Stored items
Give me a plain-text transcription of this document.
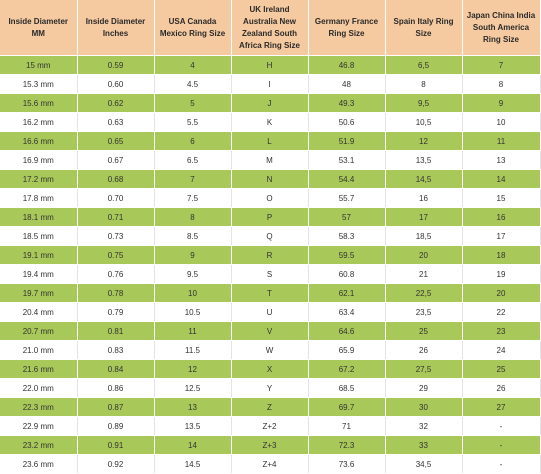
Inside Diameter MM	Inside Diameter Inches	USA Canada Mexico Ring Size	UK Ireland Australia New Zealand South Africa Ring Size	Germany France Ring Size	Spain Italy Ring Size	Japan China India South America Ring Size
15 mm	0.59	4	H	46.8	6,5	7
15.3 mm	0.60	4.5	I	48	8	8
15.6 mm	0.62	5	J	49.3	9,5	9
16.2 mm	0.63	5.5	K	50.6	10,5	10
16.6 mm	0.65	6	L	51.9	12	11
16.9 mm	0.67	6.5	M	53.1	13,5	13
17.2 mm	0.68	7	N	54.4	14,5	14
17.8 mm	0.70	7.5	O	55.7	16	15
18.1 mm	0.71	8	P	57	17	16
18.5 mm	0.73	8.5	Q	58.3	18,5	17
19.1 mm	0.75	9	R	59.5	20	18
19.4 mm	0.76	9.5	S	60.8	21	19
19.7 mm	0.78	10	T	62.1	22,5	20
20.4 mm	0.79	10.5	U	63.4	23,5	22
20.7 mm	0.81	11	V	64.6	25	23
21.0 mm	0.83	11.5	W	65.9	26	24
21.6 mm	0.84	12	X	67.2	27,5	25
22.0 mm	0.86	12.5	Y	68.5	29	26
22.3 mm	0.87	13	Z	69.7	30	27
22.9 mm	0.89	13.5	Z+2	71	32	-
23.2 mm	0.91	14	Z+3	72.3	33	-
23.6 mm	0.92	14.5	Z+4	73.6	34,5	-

--

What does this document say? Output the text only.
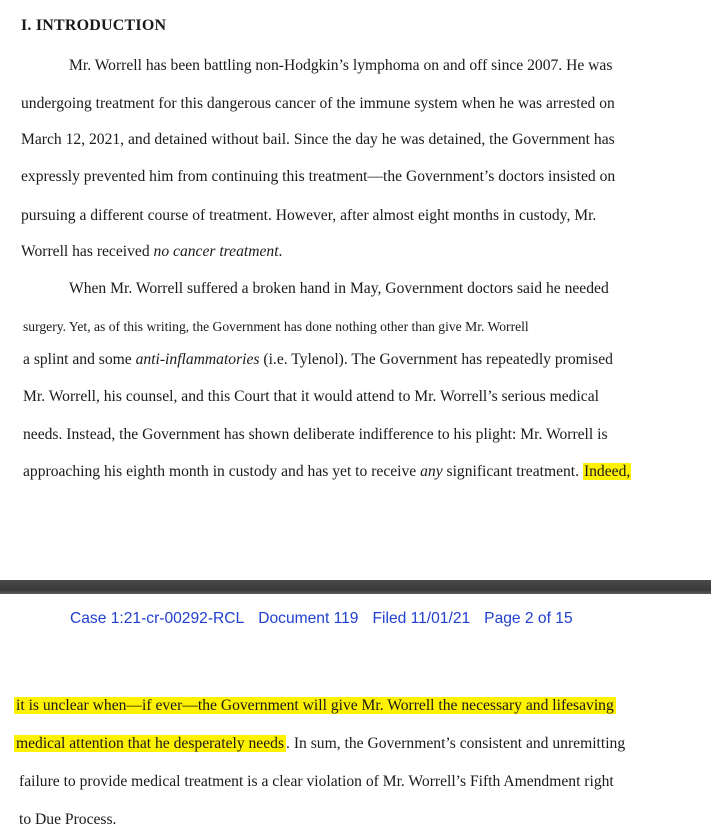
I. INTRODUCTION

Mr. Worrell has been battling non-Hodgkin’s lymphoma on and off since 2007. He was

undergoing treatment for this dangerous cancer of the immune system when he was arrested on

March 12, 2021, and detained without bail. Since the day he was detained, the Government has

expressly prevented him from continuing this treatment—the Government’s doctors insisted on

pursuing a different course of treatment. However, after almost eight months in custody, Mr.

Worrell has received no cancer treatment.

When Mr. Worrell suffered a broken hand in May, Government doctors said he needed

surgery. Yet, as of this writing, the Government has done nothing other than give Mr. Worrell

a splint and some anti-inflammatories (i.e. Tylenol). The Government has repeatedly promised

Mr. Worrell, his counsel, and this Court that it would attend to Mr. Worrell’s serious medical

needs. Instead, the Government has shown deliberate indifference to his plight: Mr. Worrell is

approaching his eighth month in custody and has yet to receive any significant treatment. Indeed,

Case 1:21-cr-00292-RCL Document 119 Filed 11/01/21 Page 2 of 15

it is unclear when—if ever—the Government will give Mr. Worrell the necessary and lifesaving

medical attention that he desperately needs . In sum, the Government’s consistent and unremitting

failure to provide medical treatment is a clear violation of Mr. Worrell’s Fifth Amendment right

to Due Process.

**Instructions to follow:** Identify and copy the lines holding the word "Government".

**Output of the exercise:**
March 12, 2021, and detained without bail. Since the day he was detained, the Government has
expressly prevented him from continuing this treatment—the Government’s doctors insisted on
When Mr. Worrell suffered a broken hand in May, Government doctors said he needed
surgery. Yet, as of this writing, the Government has done nothing other than give Mr. Worrell
a splint and some anti-inflammatories (i.e. Tylenol). The Government has repeatedly promised
needs. Instead, the Government has shown deliberate indifference to his plight: Mr. Worrell is
it is unclear when—if ever—the Government will give Mr. Worrell the necessary and lifesaving
medical attention that he desperately needs . In sum, the Government’s consistent and unremitting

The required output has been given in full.